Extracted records
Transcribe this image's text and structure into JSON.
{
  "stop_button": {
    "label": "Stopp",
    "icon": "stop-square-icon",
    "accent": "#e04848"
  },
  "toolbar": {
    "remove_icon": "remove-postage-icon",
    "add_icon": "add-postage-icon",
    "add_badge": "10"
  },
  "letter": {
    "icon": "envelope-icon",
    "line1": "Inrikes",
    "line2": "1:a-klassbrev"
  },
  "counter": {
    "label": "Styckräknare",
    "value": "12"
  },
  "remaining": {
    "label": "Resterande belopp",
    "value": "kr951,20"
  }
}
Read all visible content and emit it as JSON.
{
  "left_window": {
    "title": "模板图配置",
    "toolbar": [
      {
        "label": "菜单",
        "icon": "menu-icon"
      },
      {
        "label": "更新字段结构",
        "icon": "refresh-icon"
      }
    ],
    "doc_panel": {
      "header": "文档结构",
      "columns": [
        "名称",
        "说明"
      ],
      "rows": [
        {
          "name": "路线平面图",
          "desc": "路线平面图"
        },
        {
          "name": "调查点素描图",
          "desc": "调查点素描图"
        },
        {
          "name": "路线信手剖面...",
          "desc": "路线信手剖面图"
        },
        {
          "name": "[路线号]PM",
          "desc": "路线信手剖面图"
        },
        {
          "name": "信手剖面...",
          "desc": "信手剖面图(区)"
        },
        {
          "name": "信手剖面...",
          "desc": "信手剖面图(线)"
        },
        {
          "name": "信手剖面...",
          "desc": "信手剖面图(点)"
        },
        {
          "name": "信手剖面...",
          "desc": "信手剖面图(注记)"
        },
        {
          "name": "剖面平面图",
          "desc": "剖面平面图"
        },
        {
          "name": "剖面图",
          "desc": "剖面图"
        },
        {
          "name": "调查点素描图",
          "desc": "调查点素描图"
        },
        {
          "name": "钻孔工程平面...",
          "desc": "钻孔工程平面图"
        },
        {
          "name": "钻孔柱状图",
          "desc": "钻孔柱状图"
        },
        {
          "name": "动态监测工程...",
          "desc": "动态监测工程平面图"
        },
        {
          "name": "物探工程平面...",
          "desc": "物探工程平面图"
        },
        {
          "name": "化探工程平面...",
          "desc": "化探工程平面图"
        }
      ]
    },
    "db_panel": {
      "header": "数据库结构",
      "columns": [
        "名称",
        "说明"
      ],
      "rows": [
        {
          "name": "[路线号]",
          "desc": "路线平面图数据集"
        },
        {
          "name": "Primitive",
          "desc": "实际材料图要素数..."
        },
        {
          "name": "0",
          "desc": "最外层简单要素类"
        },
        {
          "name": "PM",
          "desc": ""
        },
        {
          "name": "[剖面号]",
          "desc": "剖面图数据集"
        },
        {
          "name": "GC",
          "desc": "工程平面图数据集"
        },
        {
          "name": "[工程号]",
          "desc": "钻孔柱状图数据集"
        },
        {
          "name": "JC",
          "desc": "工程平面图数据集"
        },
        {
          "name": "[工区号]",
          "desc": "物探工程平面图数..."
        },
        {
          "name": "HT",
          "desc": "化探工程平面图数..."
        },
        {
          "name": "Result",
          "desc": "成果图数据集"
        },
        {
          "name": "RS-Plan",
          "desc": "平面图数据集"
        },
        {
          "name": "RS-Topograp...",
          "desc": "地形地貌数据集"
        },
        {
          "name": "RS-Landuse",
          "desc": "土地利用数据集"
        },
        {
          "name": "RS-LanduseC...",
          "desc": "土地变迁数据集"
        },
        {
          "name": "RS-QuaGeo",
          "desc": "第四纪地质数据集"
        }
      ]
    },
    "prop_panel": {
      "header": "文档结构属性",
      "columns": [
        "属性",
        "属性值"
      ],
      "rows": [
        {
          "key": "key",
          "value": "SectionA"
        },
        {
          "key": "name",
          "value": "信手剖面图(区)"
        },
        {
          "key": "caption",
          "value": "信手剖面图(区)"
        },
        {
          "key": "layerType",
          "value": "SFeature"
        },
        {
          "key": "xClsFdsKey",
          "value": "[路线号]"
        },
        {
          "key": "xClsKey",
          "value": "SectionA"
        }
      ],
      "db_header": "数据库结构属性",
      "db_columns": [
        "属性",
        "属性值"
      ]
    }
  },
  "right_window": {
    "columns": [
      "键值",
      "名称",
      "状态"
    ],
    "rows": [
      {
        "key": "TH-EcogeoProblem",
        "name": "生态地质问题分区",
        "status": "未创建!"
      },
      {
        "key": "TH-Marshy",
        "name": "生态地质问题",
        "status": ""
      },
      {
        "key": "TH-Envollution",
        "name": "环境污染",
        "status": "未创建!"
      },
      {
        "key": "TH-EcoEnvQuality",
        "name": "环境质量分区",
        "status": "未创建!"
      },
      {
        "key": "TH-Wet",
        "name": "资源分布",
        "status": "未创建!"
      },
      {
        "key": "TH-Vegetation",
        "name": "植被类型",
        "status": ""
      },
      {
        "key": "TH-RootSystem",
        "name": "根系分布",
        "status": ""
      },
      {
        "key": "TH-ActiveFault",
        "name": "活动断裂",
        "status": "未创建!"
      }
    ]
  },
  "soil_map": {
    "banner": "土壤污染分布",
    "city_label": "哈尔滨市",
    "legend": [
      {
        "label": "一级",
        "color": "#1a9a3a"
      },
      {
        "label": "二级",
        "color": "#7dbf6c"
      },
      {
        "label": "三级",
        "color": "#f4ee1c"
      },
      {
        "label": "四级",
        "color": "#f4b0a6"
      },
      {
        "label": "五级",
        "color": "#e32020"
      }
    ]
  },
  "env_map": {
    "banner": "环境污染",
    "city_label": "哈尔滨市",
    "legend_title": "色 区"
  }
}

▸ Exercise prompt
Faithfully copy every entry, leaving nothing out.

▸ Complete output
Transcribe this image's text and structure into JSON.
{
  "stop_button": {
    "label": "Stopp",
    "icon": "stop-square-icon",
    "accent": "#e04848"
  },
  "toolbar": {
    "remove_icon": "remove-postage-icon",
    "add_icon": "add-postage-icon",
    "add_badge": "10"
  },
  "letter": {
    "icon": "envelope-icon",
    "line1": "Inrikes",
    "line2": "1:a-klassbrev"
  },
  "counter": {
    "label": "Styckräknare",
    "value": "12"
  },
  "remaining": {
    "label": "Resterande belopp",
    "value": "kr951,20"
  }
}
Read all visible content and emit it as JSON.
{
  "left_window": {
    "title": "模板图配置",
    "toolbar": [
      {
        "label": "菜单",
        "icon": "menu-icon"
      },
      {
        "label": "更新字段结构",
        "icon": "refresh-icon"
      }
    ],
    "doc_panel": {
      "header": "文档结构",
      "columns": [
        "名称",
        "说明"
      ],
      "rows": [
        {
          "name": "路线平面图",
          "desc": "路线平面图"
        },
        {
          "name": "调查点素描图",
          "desc": "调查点素描图"
        },
        {
          "name": "路线信手剖面...",
          "desc": "路线信手剖面图"
        },
        {
          "name": "[路线号]PM",
          "desc": "路线信手剖面图"
        },
        {
          "name": "信手剖面...",
          "desc": "信手剖面图(区)"
        },
        {
          "name": "信手剖面...",
          "desc": "信手剖面图(线)"
        },
        {
          "name": "信手剖面...",
          "desc": "信手剖面图(点)"
        },
        {
          "name": "信手剖面...",
          "desc": "信手剖面图(注记)"
        },
        {
          "name": "剖面平面图",
          "desc": "剖面平面图"
        },
        {
          "name": "剖面图",
          "desc": "剖面图"
        },
        {
          "name": "调查点素描图",
          "desc": "调查点素描图"
        },
        {
          "name": "钻孔工程平面...",
          "desc": "钻孔工程平面图"
        },
        {
          "name": "钻孔柱状图",
          "desc": "钻孔柱状图"
        },
        {
          "name": "动态监测工程...",
          "desc": "动态监测工程平面图"
        },
        {
          "name": "物探工程平面...",
          "desc": "物探工程平面图"
        },
        {
          "name": "化探工程平面...",
          "desc": "化探工程平面图"
        }
      ]
    },
    "db_panel": {
      "header": "数据库结构",
      "columns": [
        "名称",
        "说明"
      ],
      "rows": [
        {
          "name": "[路线号]",
          "desc": "路线平面图数据集"
        },
        {
          "name": "Primitive",
          "desc": "实际材料图要素数..."
        },
        {
          "name": "0",
          "desc": "最外层简单要素类"
        },
        {
          "name": "PM",
          "desc": ""
        },
        {
          "name": "[剖面号]",
          "desc": "剖面图数据集"
        },
        {
          "name": "GC",
          "desc": "工程平面图数据集"
        },
        {
          "name": "[工程号]",
          "desc": "钻孔柱状图数据集"
        },
        {
          "name": "JC",
          "desc": "工程平面图数据集"
        },
        {
          "name": "[工区号]",
          "desc": "物探工程平面图数..."
        },
        {
          "name": "HT",
          "desc": "化探工程平面图数..."
        },
        {
          "name": "Result",
          "desc": "成果图数据集"
        },
        {
          "name": "RS-Plan",
          "desc": "平面图数据集"
        },
        {
          "name": "RS-Topograp...",
          "desc": "地形地貌数据集"
        },
        {
          "name": "RS-Landuse",
          "desc": "土地利用数据集"
        },
        {
          "name": "RS-LanduseC...",
          "desc": "土地变迁数据集"
        },
        {
          "name": "RS-QuaGeo",
          "desc": "第四纪地质数据集"
        }
      ]
    },
    "prop_panel": {
      "header": "文档结构属性",
      "columns": [
        "属性",
        "属性值"
      ],
      "rows": [
        {
          "key": "key",
          "value": "SectionA"
        },
        {
          "key": "name",
          "value": "信手剖面图(区)"
        },
        {
          "key": "caption",
          "value": "信手剖面图(区)"
        },
        {
          "key": "layerType",
          "value": "SFeature"
        },
        {
          "key": "xClsFdsKey",
          "value": "[路线号]"
        },
        {
          "key": "xClsKey",
          "value": "SectionA"
        }
      ],
      "db_header": "数据库结构属性",
      "db_columns": [
        "属性",
        "属性值"
      ]
    }
  },
  "right_window": {
    "columns": [
      "键值",
      "名称",
      "状态"
    ],
    "rows": [
      {
        "key": "TH-EcogeoProblem",
        "name": "生态地质问题分区",
        "status": "未创建!"
      },
      {
        "key": "TH-Marshy",
        "name": "生态地质问题",
        "status": ""
      },
      {
        "key": "TH-Envollution",
        "name": "环境污染",
        "status": "未创建!"
      },
      {
        "key": "TH-EcoEnvQuality",
        "name": "环境质量分区",
        "status": "未创建!"
      },
      {
        "key": "TH-Wet",
        "name": "资源分布",
        "status": "未创建!"
      },
      {
        "key": "TH-Vegetation",
        "name": "植被类型",
        "status": ""
      },
      {
        "key": "TH-RootSystem",
        "name": "根系分布",
        "status": ""
      },
      {
        "key": "TH-ActiveFault",
        "name": "活动断裂",
        "status": "未创建!"
      }
    ]
  },
  "soil_map": {
    "banner": "土壤污染分布",
    "city_label": "哈尔滨市",
    "legend": [
      {
        "label": "一级",
        "color": "#1a9a3a"
      },
      {
        "label": "二级",
        "color": "#7dbf6c"
      },
      {
        "label": "三级",
        "color": "#f4ee1c"
      },
      {
        "label": "四级",
        "color": "#f4b0a6"
      },
      {
        "label": "五级",
        "color": "#e32020"
      }
    ]
  },
  "env_map": {
    "banner": "环境污染",
    "city_label": "哈尔滨市",
    "legend_title": "色 区"
  }
}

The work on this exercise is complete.